## Extracted records:
▼

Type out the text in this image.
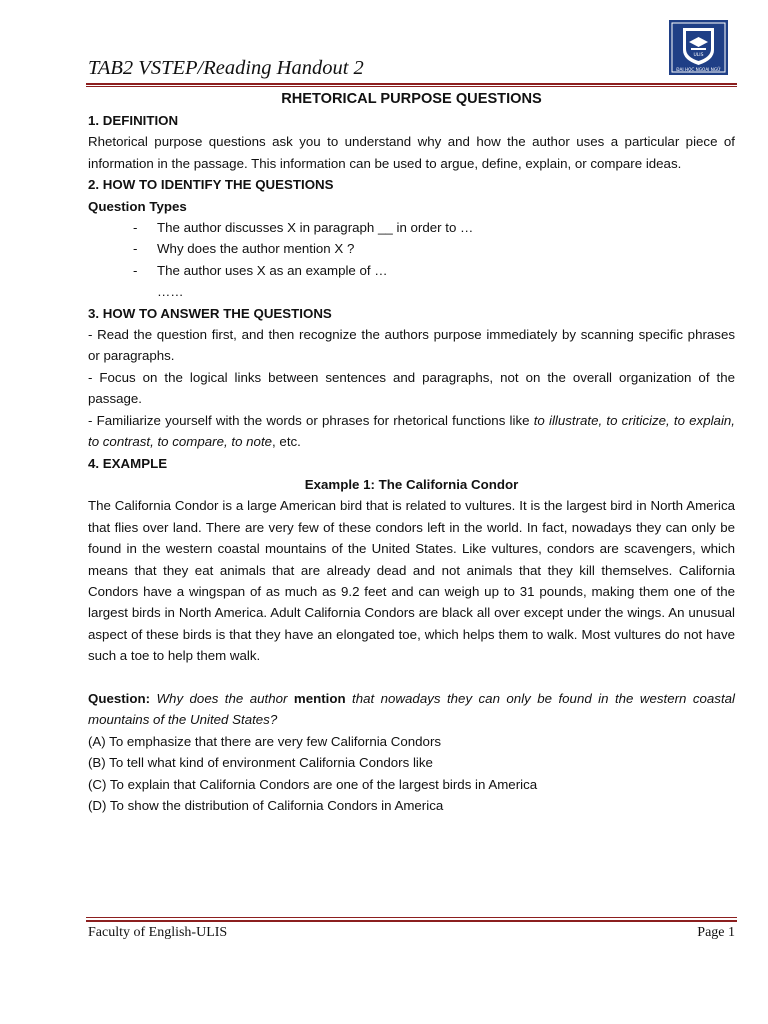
TAB2 VSTEP/Reading Handout 2
ULIS
ĐẠI HỌC NGOẠI NGỮ

RHETORICAL PURPOSE QUESTIONS

1. DEFINITION

Rhetorical purpose questions ask you to understand why and how the author uses a particular piece of information in the passage. This information can be used to argue, define, explain, or compare ideas.

2. HOW TO IDENTIFY THE QUESTIONS

Question Types

- The author discusses X in paragraph __ in order to …
- Why does the author mention X ?
- The author uses X as an example of …
……

3. HOW TO ANSWER THE QUESTIONS

- Read the question first, and then recognize the authors purpose immediately by scanning specific phrases or paragraphs.

- Focus on the logical links between sentences and paragraphs, not on the overall organization of the passage.

- Familiarize yourself with the words or phrases for rhetorical functions like to illustrate, to criticize, to explain, to contrast, to compare, to note, etc.

4. EXAMPLE

Example 1: The California Condor

The California Condor is a large American bird that is related to vultures. It is the largest bird in North America that flies over land. There are very few of these condors left in the world. In fact, nowadays they can only be found in the western coastal mountains of the United States. Like vultures, condors are scavengers, which means that they eat animals that are already dead and not animals that they kill themselves. California Condors have a wingspan of as much as 9.2 feet and can weigh up to 31 pounds, making them one of the largest birds in North America. Adult California Condors are black all over except under the wings. An unusual aspect of these birds is that they have an elongated toe, which helps them to walk. Most vultures do not have such a toe to help them walk.

Question: Why does the author mention that nowadays they can only be found in the western coastal mountains of the United States?

(A) To emphasize that there are very few California Condors

(B) To tell what kind of environment California Condors like

(C) To explain that California Condors are one of the largest birds in America

(D) To show the distribution of California Condors in America

Faculty of English-ULIS	Page 1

▲

## PROBLEM STATEMENT:
Report all lines of the material that contain the word "phrases".

## ANSWER TO THIS TASK:
- Read the question first, and then recognize the authors purpose immediately by scanning specific phrases or paragraphs.
- Familiarize yourself with the words or phrases for rhetorical functions like to illustrate, to criticize, to explain, to contrast, to compare, to note, etc.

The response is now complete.